EXTRACTED DATA>
=======
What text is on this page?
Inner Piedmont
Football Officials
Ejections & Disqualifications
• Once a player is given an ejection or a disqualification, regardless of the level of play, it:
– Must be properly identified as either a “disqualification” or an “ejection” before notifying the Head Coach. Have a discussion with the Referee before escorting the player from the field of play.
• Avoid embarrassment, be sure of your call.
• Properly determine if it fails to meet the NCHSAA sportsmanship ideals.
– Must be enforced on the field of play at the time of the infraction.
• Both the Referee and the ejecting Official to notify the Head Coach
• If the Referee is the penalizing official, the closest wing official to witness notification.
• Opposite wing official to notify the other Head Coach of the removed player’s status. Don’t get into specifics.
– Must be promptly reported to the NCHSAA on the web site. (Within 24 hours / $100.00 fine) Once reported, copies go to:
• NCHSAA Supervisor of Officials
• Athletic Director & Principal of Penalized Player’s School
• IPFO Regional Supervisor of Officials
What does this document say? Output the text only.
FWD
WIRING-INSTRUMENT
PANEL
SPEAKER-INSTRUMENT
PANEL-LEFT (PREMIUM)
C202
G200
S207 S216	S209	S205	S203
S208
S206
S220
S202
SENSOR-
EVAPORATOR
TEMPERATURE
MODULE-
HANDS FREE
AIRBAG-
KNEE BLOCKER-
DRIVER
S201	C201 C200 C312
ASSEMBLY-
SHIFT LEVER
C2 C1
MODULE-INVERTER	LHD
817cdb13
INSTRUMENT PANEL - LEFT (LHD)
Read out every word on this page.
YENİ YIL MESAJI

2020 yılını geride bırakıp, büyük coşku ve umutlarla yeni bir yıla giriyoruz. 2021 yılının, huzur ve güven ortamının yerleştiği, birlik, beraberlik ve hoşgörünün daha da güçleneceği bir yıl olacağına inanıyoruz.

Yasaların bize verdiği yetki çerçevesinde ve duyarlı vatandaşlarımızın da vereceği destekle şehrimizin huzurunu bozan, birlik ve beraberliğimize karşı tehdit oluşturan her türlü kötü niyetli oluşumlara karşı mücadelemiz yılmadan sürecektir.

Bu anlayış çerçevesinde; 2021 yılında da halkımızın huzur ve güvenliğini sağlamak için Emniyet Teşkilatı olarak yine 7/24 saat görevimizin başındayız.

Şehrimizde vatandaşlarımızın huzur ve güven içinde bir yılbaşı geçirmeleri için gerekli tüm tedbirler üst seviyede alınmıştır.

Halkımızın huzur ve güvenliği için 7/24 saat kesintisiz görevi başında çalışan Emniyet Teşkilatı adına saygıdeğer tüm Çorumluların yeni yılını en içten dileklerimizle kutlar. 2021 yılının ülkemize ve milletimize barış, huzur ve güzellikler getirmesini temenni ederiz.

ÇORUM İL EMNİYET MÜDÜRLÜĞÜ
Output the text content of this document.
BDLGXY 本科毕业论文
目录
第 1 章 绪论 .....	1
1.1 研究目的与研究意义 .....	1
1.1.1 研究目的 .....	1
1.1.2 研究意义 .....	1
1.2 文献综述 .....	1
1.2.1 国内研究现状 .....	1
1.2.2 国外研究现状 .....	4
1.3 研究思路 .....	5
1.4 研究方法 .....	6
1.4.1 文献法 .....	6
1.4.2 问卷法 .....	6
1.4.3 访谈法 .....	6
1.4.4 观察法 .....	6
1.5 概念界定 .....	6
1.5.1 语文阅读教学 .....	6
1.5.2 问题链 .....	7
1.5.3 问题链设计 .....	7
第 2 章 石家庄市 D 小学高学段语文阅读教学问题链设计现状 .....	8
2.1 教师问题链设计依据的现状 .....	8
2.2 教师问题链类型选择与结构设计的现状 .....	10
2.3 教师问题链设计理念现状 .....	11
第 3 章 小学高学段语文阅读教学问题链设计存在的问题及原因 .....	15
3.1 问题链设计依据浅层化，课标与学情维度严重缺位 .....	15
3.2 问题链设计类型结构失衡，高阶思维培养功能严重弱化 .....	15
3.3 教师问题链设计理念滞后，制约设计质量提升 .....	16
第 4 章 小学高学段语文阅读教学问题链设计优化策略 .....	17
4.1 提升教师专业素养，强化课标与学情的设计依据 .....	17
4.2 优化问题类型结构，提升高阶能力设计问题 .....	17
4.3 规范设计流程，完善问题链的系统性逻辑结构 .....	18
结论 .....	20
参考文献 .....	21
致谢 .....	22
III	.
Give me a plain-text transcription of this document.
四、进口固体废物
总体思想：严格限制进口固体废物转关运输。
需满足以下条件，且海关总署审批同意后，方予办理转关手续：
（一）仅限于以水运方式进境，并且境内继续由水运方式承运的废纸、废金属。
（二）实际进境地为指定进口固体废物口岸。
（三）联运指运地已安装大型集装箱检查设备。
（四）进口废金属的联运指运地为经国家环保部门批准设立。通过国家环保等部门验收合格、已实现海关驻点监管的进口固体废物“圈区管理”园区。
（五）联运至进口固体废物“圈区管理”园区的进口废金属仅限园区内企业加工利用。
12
=======
Using the entries above, find all lines with "için". Copy them.

Bu anlayış çerçevesinde; 2021 yılında da halkımızın huzur ve güvenliğini sağlamak için Emniyet Teşkilatı olarak yine 7/24 saat görevimizin başındayız.
Şehrimizde vatandaşlarımızın huzur ve güven içinde bir yılbaşı geçirmeleri için gerekli tüm tedbirler üst seviyede alınmıştır.
Halkımızın huzur ve güvenliği için 7/24 saat kesintisiz görevi başında çalışan Emniyet Teşkilatı adına saygıdeğer tüm Çorumluların yeni yılını en içten dileklerimizle kutlar. 2021 yılının ülkemize ve milletimize barış, huzur ve güzellikler getirmesini temenni ederiz.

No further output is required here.